- What to do
Return the records word for word. Any pictures in them are not part of the copy.

"""

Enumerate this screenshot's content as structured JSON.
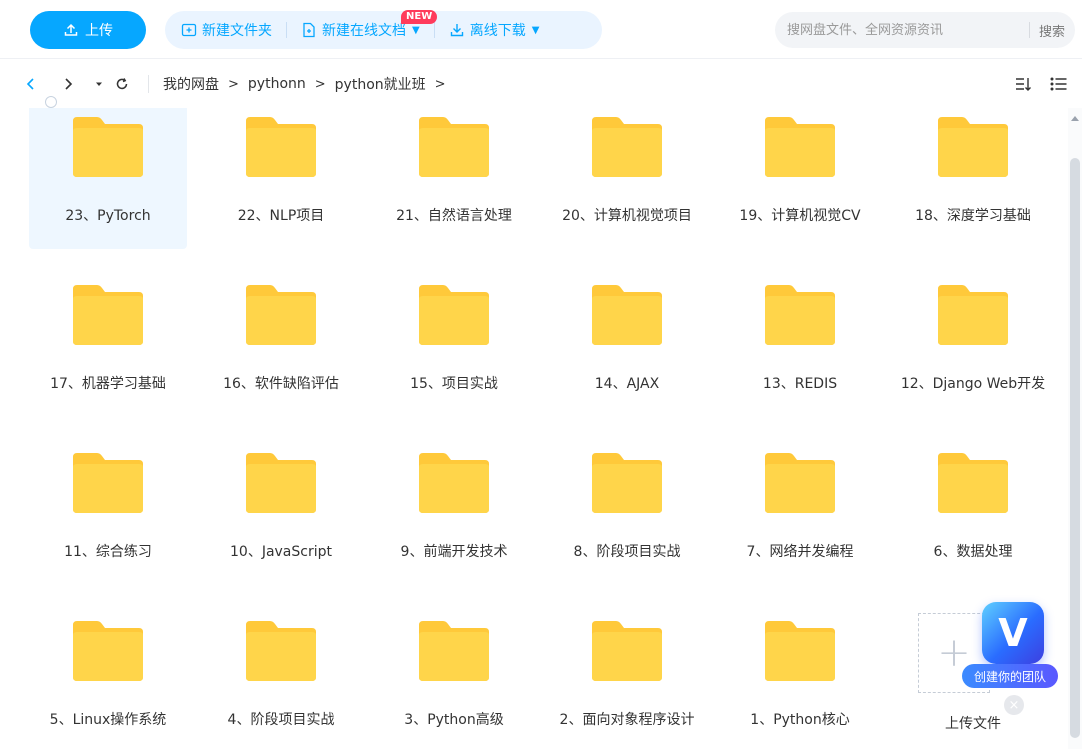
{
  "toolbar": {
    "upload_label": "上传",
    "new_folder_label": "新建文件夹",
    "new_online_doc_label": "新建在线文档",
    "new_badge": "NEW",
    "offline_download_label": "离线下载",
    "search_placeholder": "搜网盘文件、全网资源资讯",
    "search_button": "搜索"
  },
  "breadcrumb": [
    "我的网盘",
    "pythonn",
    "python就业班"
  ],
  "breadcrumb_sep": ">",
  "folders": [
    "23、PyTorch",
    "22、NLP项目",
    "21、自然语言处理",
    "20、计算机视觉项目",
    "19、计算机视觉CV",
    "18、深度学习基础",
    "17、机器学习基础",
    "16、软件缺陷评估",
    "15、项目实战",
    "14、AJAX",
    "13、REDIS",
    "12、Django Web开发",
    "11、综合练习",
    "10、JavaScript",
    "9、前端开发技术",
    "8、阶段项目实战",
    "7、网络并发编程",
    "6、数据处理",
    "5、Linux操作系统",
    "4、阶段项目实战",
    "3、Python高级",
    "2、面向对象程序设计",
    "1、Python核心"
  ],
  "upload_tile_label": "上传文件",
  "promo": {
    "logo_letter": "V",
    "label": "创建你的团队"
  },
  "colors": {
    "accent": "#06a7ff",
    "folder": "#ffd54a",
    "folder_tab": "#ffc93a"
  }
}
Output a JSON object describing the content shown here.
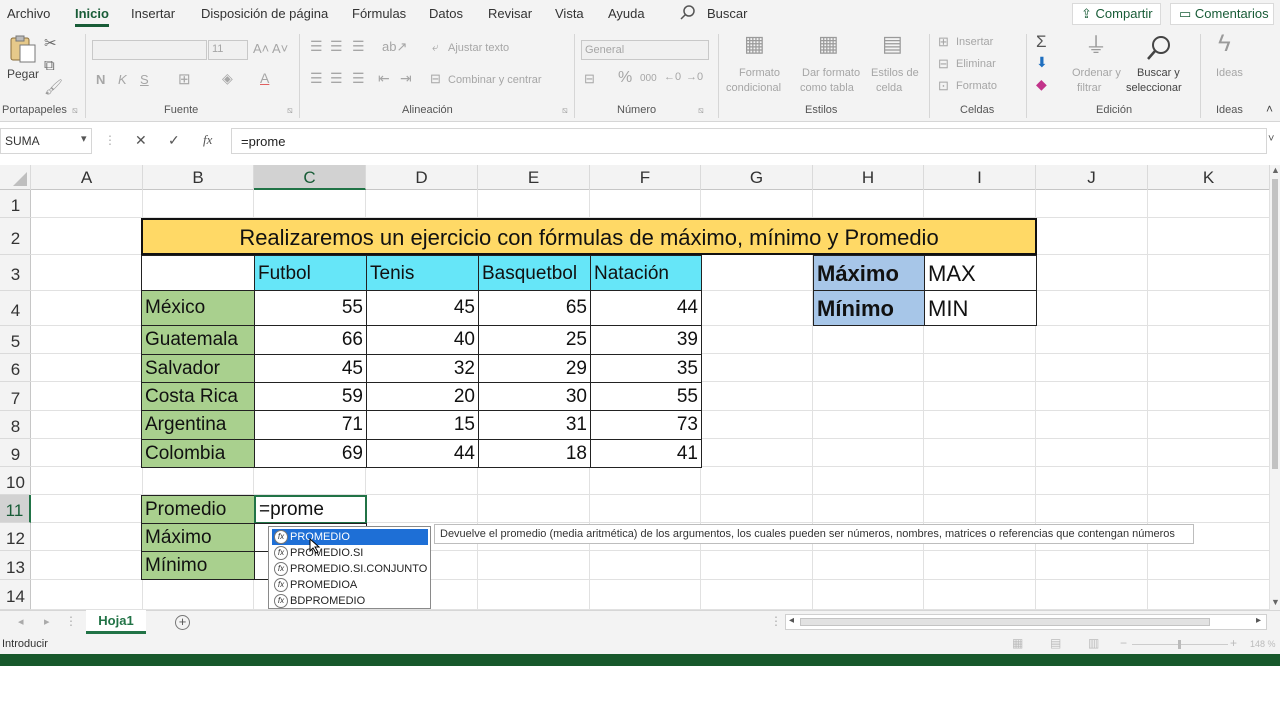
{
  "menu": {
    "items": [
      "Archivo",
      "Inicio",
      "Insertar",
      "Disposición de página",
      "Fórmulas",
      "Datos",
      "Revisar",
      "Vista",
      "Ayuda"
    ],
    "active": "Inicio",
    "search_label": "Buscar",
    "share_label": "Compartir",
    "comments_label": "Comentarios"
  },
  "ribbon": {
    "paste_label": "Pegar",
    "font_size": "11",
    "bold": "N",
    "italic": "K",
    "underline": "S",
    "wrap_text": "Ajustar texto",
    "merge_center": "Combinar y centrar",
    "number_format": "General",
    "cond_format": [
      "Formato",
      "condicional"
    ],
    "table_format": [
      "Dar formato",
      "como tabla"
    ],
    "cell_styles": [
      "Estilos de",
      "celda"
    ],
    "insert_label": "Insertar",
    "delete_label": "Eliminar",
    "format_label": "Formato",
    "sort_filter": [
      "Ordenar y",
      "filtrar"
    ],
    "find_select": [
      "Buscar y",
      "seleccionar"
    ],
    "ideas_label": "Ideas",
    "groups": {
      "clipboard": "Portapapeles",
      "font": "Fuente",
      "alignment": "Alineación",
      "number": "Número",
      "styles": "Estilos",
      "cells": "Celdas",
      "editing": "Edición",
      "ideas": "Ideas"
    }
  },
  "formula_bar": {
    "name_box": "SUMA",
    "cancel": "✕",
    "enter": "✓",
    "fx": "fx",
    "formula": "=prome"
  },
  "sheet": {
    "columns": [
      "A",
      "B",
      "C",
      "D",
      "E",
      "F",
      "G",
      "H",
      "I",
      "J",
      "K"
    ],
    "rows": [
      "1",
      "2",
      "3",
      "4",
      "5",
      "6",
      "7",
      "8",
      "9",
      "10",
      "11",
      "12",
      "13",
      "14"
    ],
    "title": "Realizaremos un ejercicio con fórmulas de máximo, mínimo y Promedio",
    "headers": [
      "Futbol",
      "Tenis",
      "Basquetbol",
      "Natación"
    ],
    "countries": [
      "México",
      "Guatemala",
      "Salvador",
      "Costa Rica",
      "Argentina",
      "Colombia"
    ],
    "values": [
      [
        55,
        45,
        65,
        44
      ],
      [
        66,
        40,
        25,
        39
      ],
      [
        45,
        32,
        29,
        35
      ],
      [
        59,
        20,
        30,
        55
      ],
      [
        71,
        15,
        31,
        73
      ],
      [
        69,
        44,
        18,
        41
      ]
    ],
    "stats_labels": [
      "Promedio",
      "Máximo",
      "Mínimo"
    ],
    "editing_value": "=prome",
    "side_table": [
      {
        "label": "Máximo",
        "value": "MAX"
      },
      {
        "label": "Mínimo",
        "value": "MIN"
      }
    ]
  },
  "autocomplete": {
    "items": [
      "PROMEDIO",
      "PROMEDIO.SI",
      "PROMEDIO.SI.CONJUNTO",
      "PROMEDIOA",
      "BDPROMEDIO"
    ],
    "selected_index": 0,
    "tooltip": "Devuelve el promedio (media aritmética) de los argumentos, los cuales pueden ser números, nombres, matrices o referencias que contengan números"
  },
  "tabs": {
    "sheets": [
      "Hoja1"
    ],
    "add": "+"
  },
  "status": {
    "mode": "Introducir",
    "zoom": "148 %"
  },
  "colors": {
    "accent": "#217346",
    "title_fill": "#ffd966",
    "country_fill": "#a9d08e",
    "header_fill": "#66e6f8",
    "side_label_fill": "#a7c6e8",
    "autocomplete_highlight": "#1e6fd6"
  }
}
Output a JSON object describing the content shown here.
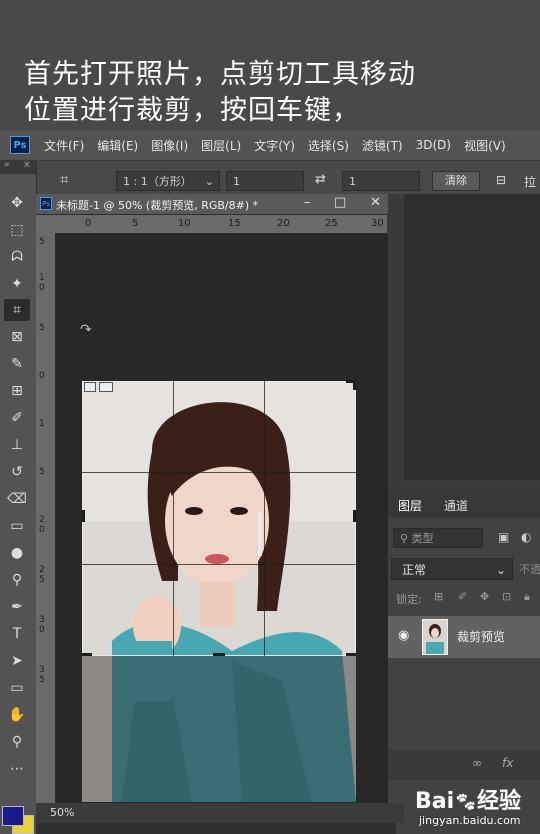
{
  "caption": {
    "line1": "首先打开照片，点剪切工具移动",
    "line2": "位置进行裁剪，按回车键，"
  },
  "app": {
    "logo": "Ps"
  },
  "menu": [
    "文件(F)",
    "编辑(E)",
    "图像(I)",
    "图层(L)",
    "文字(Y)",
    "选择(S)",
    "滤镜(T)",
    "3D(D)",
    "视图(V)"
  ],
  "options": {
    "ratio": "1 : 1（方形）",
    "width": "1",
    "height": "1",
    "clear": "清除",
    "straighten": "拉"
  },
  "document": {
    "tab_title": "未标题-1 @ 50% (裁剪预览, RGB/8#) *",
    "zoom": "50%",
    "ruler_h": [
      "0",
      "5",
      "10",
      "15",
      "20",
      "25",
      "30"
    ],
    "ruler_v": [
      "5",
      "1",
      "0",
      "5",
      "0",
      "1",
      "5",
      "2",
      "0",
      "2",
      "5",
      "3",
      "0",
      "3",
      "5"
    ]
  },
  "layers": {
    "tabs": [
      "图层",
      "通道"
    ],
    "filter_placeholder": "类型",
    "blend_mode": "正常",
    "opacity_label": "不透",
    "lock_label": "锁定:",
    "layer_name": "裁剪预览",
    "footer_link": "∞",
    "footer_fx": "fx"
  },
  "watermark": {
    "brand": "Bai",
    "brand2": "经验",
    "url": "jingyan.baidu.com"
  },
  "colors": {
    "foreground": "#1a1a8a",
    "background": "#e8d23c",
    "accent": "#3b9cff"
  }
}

"""

- Final answer
Enumerate this screenshot's content as structured JSON.
{
  "toolbar": {
    "upload_label": "上传",
    "new_folder_label": "新建文件夹",
    "new_online_doc_label": "新建在线文档",
    "new_badge": "NEW",
    "offline_download_label": "离线下载",
    "search_placeholder": "搜网盘文件、全网资源资讯",
    "search_button": "搜索"
  },
  "breadcrumb": [
    "我的网盘",
    "pythonn",
    "python就业班"
  ],
  "breadcrumb_sep": ">",
  "folders": [
    "23、PyTorch",
    "22、NLP项目",
    "21、自然语言处理",
    "20、计算机视觉项目",
    "19、计算机视觉CV",
    "18、深度学习基础",
    "17、机器学习基础",
    "16、软件缺陷评估",
    "15、项目实战",
    "14、AJAX",
    "13、REDIS",
    "12、Django Web开发",
    "11、综合练习",
    "10、JavaScript",
    "9、前端开发技术",
    "8、阶段项目实战",
    "7、网络并发编程",
    "6、数据处理",
    "5、Linux操作系统",
    "4、阶段项目实战",
    "3、Python高级",
    "2、面向对象程序设计",
    "1、Python核心"
  ],
  "upload_tile_label": "上传文件",
  "promo": {
    "logo_letter": "V",
    "label": "创建你的团队"
  },
  "colors": {
    "accent": "#06a7ff",
    "folder": "#ffd54a",
    "folder_tab": "#ffc93a"
  }
}
Output a JSON object describing the content shown here.
{
  "menu": {
    "items": [
      "Archivo",
      "Inicio",
      "Insertar",
      "Disposición de página",
      "Fórmulas",
      "Datos",
      "Revisar",
      "Vista",
      "Ayuda"
    ],
    "active": "Inicio",
    "search_label": "Buscar",
    "share_label": "Compartir",
    "comments_label": "Comentarios"
  },
  "ribbon": {
    "paste_label": "Pegar",
    "font_size": "11",
    "bold": "N",
    "italic": "K",
    "underline": "S",
    "wrap_text": "Ajustar texto",
    "merge_center": "Combinar y centrar",
    "number_format": "General",
    "cond_format": [
      "Formato",
      "condicional"
    ],
    "table_format": [
      "Dar formato",
      "como tabla"
    ],
    "cell_styles": [
      "Estilos de",
      "celda"
    ],
    "insert_label": "Insertar",
    "delete_label": "Eliminar",
    "format_label": "Formato",
    "sort_filter": [
      "Ordenar y",
      "filtrar"
    ],
    "find_select": [
      "Buscar y",
      "seleccionar"
    ],
    "ideas_label": "Ideas",
    "groups": {
      "clipboard": "Portapapeles",
      "font": "Fuente",
      "alignment": "Alineación",
      "number": "Número",
      "styles": "Estilos",
      "cells": "Celdas",
      "editing": "Edición",
      "ideas": "Ideas"
    }
  },
  "formula_bar": {
    "name_box": "SUMA",
    "cancel": "✕",
    "enter": "✓",
    "fx": "fx",
    "formula": "=prome"
  },
  "sheet": {
    "columns": [
      "A",
      "B",
      "C",
      "D",
      "E",
      "F",
      "G",
      "H",
      "I",
      "J",
      "K"
    ],
    "rows": [
      "1",
      "2",
      "3",
      "4",
      "5",
      "6",
      "7",
      "8",
      "9",
      "10",
      "11",
      "12",
      "13",
      "14"
    ],
    "title": "Realizaremos un ejercicio con fórmulas de máximo, mínimo y Promedio",
    "headers": [
      "Futbol",
      "Tenis",
      "Basquetbol",
      "Natación"
    ],
    "countries": [
      "México",
      "Guatemala",
      "Salvador",
      "Costa Rica",
      "Argentina",
      "Colombia"
    ],
    "values": [
      [
        55,
        45,
        65,
        44
      ],
      [
        66,
        40,
        25,
        39
      ],
      [
        45,
        32,
        29,
        35
      ],
      [
        59,
        20,
        30,
        55
      ],
      [
        71,
        15,
        31,
        73
      ],
      [
        69,
        44,
        18,
        41
      ]
    ],
    "stats_labels": [
      "Promedio",
      "Máximo",
      "Mínimo"
    ],
    "editing_value": "=prome",
    "side_table": [
      {
        "label": "Máximo",
        "value": "MAX"
      },
      {
        "label": "Mínimo",
        "value": "MIN"
      }
    ]
  },
  "autocomplete": {
    "items": [
      "PROMEDIO",
      "PROMEDIO.SI",
      "PROMEDIO.SI.CONJUNTO",
      "PROMEDIOA",
      "BDPROMEDIO"
    ],
    "selected_index": 0,
    "tooltip": "Devuelve el promedio (media aritmética) de los argumentos, los cuales pueden ser números, nombres, matrices o referencias que contengan números"
  },
  "tabs": {
    "sheets": [
      "Hoja1"
    ],
    "add": "+"
  },
  "status": {
    "mode": "Introducir",
    "zoom": "148 %"
  },
  "colors": {
    "accent": "#217346",
    "title_fill": "#ffd966",
    "country_fill": "#a9d08e",
    "header_fill": "#66e6f8",
    "side_label_fill": "#a7c6e8",
    "autocomplete_highlight": "#1e6fd6"
  }
}
Output a JSON object describing the content shown here.
{
  "caption": {
    "line1": "首先打开照片，点剪切工具移动",
    "line2": "位置进行裁剪，按回车键，"
  },
  "app": {
    "logo": "Ps"
  },
  "menu": [
    "文件(F)",
    "编辑(E)",
    "图像(I)",
    "图层(L)",
    "文字(Y)",
    "选择(S)",
    "滤镜(T)",
    "3D(D)",
    "视图(V)"
  ],
  "options": {
    "ratio": "1 : 1（方形）",
    "width": "1",
    "height": "1",
    "clear": "清除",
    "straighten": "拉"
  },
  "document": {
    "tab_title": "未标题-1 @ 50% (裁剪预览, RGB/8#) *",
    "zoom": "50%",
    "ruler_h": [
      "0",
      "5",
      "10",
      "15",
      "20",
      "25",
      "30"
    ],
    "ruler_v": [
      "5",
      "1",
      "0",
      "5",
      "0",
      "1",
      "5",
      "2",
      "0",
      "2",
      "5",
      "3",
      "0",
      "3",
      "5"
    ]
  },
  "layers": {
    "tabs": [
      "图层",
      "通道"
    ],
    "filter_placeholder": "类型",
    "blend_mode": "正常",
    "opacity_label": "不透",
    "lock_label": "锁定:",
    "layer_name": "裁剪预览",
    "footer_link": "∞",
    "footer_fx": "fx"
  },
  "watermark": {
    "brand": "Bai",
    "brand2": "经验",
    "url": "jingyan.baidu.com"
  },
  "colors": {
    "foreground": "#1a1a8a",
    "background": "#e8d23c",
    "accent": "#3b9cff"
  }
}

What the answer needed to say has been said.